**Problem to solve:** Transcribe the records that follow. Keep every word exactly, and drop the pictures.

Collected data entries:

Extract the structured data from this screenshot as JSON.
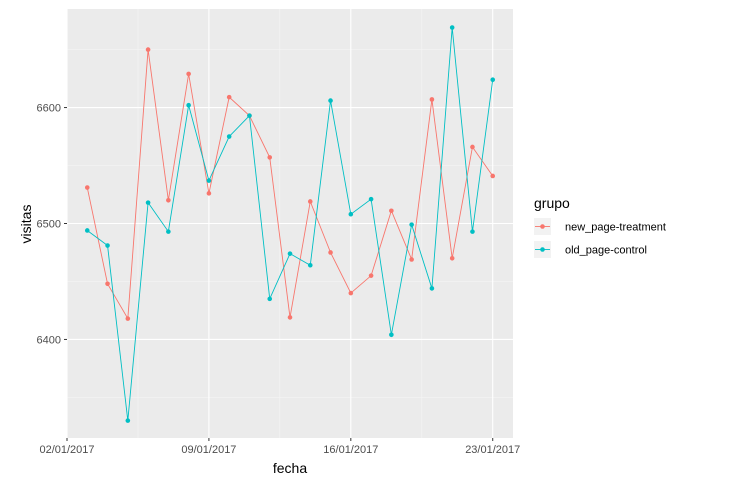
{
  "chart_data": {
    "type": "line",
    "xlabel": "fecha",
    "ylabel": "visitas",
    "x_range": [
      "2017-01-02",
      "2017-01-24"
    ],
    "ylim": [
      6315,
      6685
    ],
    "x_ticks": [
      {
        "date": "2017-01-02",
        "label": "02/01/2017"
      },
      {
        "date": "2017-01-09",
        "label": "09/01/2017"
      },
      {
        "date": "2017-01-16",
        "label": "16/01/2017"
      },
      {
        "date": "2017-01-23",
        "label": "23/01/2017"
      }
    ],
    "y_ticks": [
      6400,
      6500,
      6600
    ],
    "grid": true,
    "legend": {
      "title": "grupo",
      "position": "right"
    },
    "x": [
      "2017-01-03",
      "2017-01-04",
      "2017-01-05",
      "2017-01-06",
      "2017-01-07",
      "2017-01-08",
      "2017-01-09",
      "2017-01-10",
      "2017-01-11",
      "2017-01-12",
      "2017-01-13",
      "2017-01-14",
      "2017-01-15",
      "2017-01-16",
      "2017-01-17",
      "2017-01-18",
      "2017-01-19",
      "2017-01-20",
      "2017-01-21",
      "2017-01-22",
      "2017-01-23"
    ],
    "series": [
      {
        "name": "new_page-treatment",
        "color": "#F8766D",
        "values": [
          6531,
          6448,
          6418,
          6650,
          6520,
          6629,
          6526,
          6609,
          6593,
          6557,
          6419,
          6519,
          6475,
          6440,
          6455,
          6511,
          6469,
          6607,
          6470,
          6566,
          6541
        ]
      },
      {
        "name": "old_page-control",
        "color": "#00BFC4",
        "values": [
          6494,
          6481,
          6330,
          6518,
          6493,
          6602,
          6537,
          6575,
          6593,
          6435,
          6474,
          6464,
          6606,
          6508,
          6521,
          6404,
          6499,
          6444,
          6669,
          6493,
          6624
        ]
      }
    ]
  }
}
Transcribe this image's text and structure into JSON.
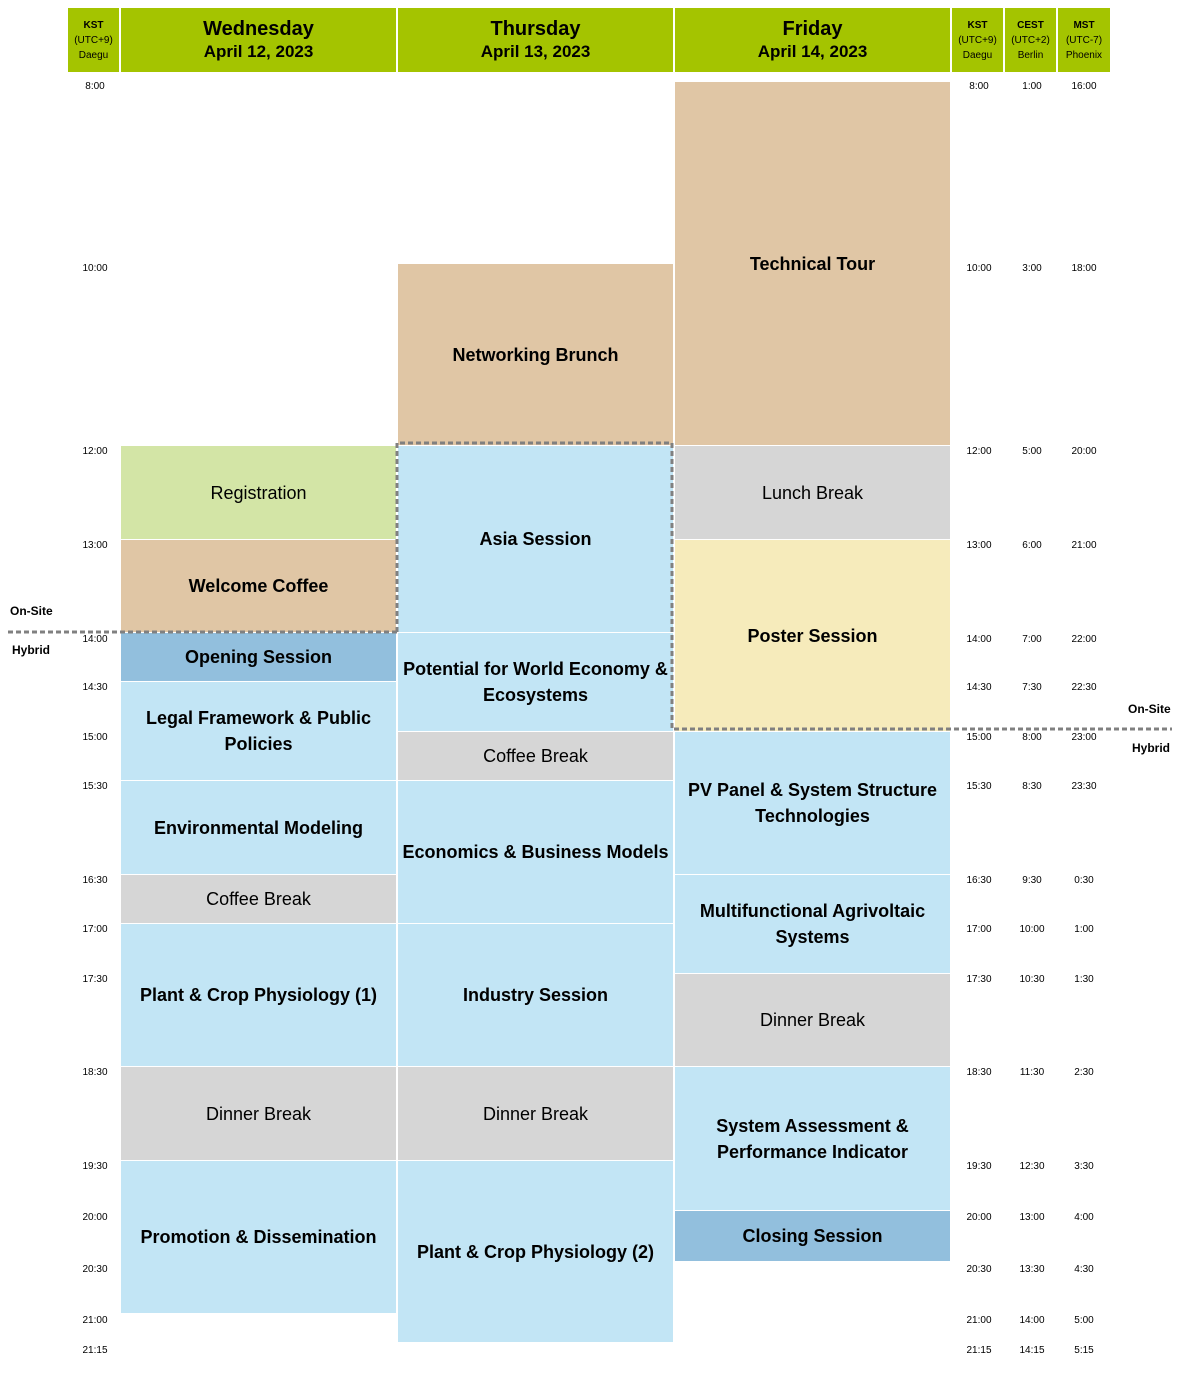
{
  "headers": {
    "kst_left": {
      "abbr": "KST",
      "offset": "(UTC+9)",
      "city": "Daegu"
    },
    "kst_right": {
      "abbr": "KST",
      "offset": "(UTC+9)",
      "city": "Daegu"
    },
    "cest": {
      "abbr": "CEST",
      "offset": "(UTC+2)",
      "city": "Berlin"
    },
    "mst": {
      "abbr": "MST",
      "offset": "(UTC-7)",
      "city": "Phoenix"
    },
    "wed": {
      "day": "Wednesday",
      "date": "April 12, 2023"
    },
    "thu": {
      "day": "Thursday",
      "date": "April 13, 2023"
    },
    "fri": {
      "day": "Friday",
      "date": "April 14, 2023"
    }
  },
  "times": {
    "kst": [
      "8:00",
      "10:00",
      "12:00",
      "13:00",
      "14:00",
      "14:30",
      "15:00",
      "15:30",
      "16:30",
      "17:00",
      "17:30",
      "18:30",
      "19:30",
      "20:00",
      "20:30",
      "21:00",
      "21:15"
    ],
    "cest": [
      "1:00",
      "3:00",
      "5:00",
      "6:00",
      "7:00",
      "7:30",
      "8:00",
      "8:30",
      "9:30",
      "10:00",
      "10:30",
      "11:30",
      "12:30",
      "13:00",
      "13:30",
      "14:00",
      "14:15"
    ],
    "mst": [
      "16:00",
      "18:00",
      "20:00",
      "21:00",
      "22:00",
      "22:30",
      "23:00",
      "23:30",
      "0:30",
      "1:00",
      "1:30",
      "2:30",
      "3:30",
      "4:00",
      "4:30",
      "5:00",
      "5:15"
    ]
  },
  "modes": {
    "left_onsite": "On-Site",
    "left_hybrid": "Hybrid",
    "right_onsite": "On-Site",
    "right_hybrid": "Hybrid"
  },
  "sessions": {
    "wed": {
      "registration": "Registration",
      "welcome_coffee": "Welcome Coffee",
      "opening": "Opening Session",
      "legal": "Legal Framework & Public Policies",
      "environmental": "Environmental Modeling",
      "coffee": "Coffee Break",
      "plant1": "Plant & Crop Physiology (1)",
      "dinner": "Dinner Break",
      "promotion": "Promotion & Dissemination"
    },
    "thu": {
      "brunch": "Networking Brunch",
      "asia": "Asia Session",
      "potential": "Potential for World Economy & Ecosystems",
      "coffee": "Coffee Break",
      "economics": "Economics & Business Models",
      "industry": "Industry Session",
      "dinner": "Dinner Break",
      "plant2": "Plant & Crop Physiology (2)"
    },
    "fri": {
      "tour": "Technical Tour",
      "lunch": "Lunch Break",
      "poster": "Poster Session",
      "pv": "PV Panel & System Structure Technologies",
      "multi": "Multifunctional Agrivoltaic Systems",
      "dinner": "Dinner Break",
      "assessment": "System Assessment & Performance Indicator",
      "closing": "Closing Session"
    }
  }
}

**Solution for this problem:**
Extract the structured data from this screenshot as JSON.
{
  "chart_data": {
    "type": "line",
    "xlabel": "fecha",
    "ylabel": "visitas",
    "x_range": [
      "2017-01-02",
      "2017-01-24"
    ],
    "ylim": [
      6315,
      6685
    ],
    "x_ticks": [
      {
        "date": "2017-01-02",
        "label": "02/01/2017"
      },
      {
        "date": "2017-01-09",
        "label": "09/01/2017"
      },
      {
        "date": "2017-01-16",
        "label": "16/01/2017"
      },
      {
        "date": "2017-01-23",
        "label": "23/01/2017"
      }
    ],
    "y_ticks": [
      6400,
      6500,
      6600
    ],
    "grid": true,
    "legend": {
      "title": "grupo",
      "position": "right"
    },
    "x": [
      "2017-01-03",
      "2017-01-04",
      "2017-01-05",
      "2017-01-06",
      "2017-01-07",
      "2017-01-08",
      "2017-01-09",
      "2017-01-10",
      "2017-01-11",
      "2017-01-12",
      "2017-01-13",
      "2017-01-14",
      "2017-01-15",
      "2017-01-16",
      "2017-01-17",
      "2017-01-18",
      "2017-01-19",
      "2017-01-20",
      "2017-01-21",
      "2017-01-22",
      "2017-01-23"
    ],
    "series": [
      {
        "name": "new_page-treatment",
        "color": "#F8766D",
        "values": [
          6531,
          6448,
          6418,
          6650,
          6520,
          6629,
          6526,
          6609,
          6593,
          6557,
          6419,
          6519,
          6475,
          6440,
          6455,
          6511,
          6469,
          6607,
          6470,
          6566,
          6541
        ]
      },
      {
        "name": "old_page-control",
        "color": "#00BFC4",
        "values": [
          6494,
          6481,
          6330,
          6518,
          6493,
          6602,
          6537,
          6575,
          6593,
          6435,
          6474,
          6464,
          6606,
          6508,
          6521,
          6404,
          6499,
          6444,
          6669,
          6493,
          6624
        ]
      }
    ]
  }
}
Transcribe this image's text and structure into JSON.
{
  "headers": {
    "kst_left": {
      "abbr": "KST",
      "offset": "(UTC+9)",
      "city": "Daegu"
    },
    "kst_right": {
      "abbr": "KST",
      "offset": "(UTC+9)",
      "city": "Daegu"
    },
    "cest": {
      "abbr": "CEST",
      "offset": "(UTC+2)",
      "city": "Berlin"
    },
    "mst": {
      "abbr": "MST",
      "offset": "(UTC-7)",
      "city": "Phoenix"
    },
    "wed": {
      "day": "Wednesday",
      "date": "April 12, 2023"
    },
    "thu": {
      "day": "Thursday",
      "date": "April 13, 2023"
    },
    "fri": {
      "day": "Friday",
      "date": "April 14, 2023"
    }
  },
  "times": {
    "kst": [
      "8:00",
      "10:00",
      "12:00",
      "13:00",
      "14:00",
      "14:30",
      "15:00",
      "15:30",
      "16:30",
      "17:00",
      "17:30",
      "18:30",
      "19:30",
      "20:00",
      "20:30",
      "21:00",
      "21:15"
    ],
    "cest": [
      "1:00",
      "3:00",
      "5:00",
      "6:00",
      "7:00",
      "7:30",
      "8:00",
      "8:30",
      "9:30",
      "10:00",
      "10:30",
      "11:30",
      "12:30",
      "13:00",
      "13:30",
      "14:00",
      "14:15"
    ],
    "mst": [
      "16:00",
      "18:00",
      "20:00",
      "21:00",
      "22:00",
      "22:30",
      "23:00",
      "23:30",
      "0:30",
      "1:00",
      "1:30",
      "2:30",
      "3:30",
      "4:00",
      "4:30",
      "5:00",
      "5:15"
    ]
  },
  "modes": {
    "left_onsite": "On-Site",
    "left_hybrid": "Hybrid",
    "right_onsite": "On-Site",
    "right_hybrid": "Hybrid"
  },
  "sessions": {
    "wed": {
      "registration": "Registration",
      "welcome_coffee": "Welcome Coffee",
      "opening": "Opening Session",
      "legal": "Legal Framework & Public Policies",
      "environmental": "Environmental Modeling",
      "coffee": "Coffee Break",
      "plant1": "Plant & Crop Physiology (1)",
      "dinner": "Dinner Break",
      "promotion": "Promotion & Dissemination"
    },
    "thu": {
      "brunch": "Networking Brunch",
      "asia": "Asia Session",
      "potential": "Potential for World Economy & Ecosystems",
      "coffee": "Coffee Break",
      "economics": "Economics & Business Models",
      "industry": "Industry Session",
      "dinner": "Dinner Break",
      "plant2": "Plant & Crop Physiology (2)"
    },
    "fri": {
      "tour": "Technical Tour",
      "lunch": "Lunch Break",
      "poster": "Poster Session",
      "pv": "PV Panel & System Structure Technologies",
      "multi": "Multifunctional Agrivoltaic Systems",
      "dinner": "Dinner Break",
      "assessment": "System Assessment & Performance Indicator",
      "closing": "Closing Session"
    }
  }
}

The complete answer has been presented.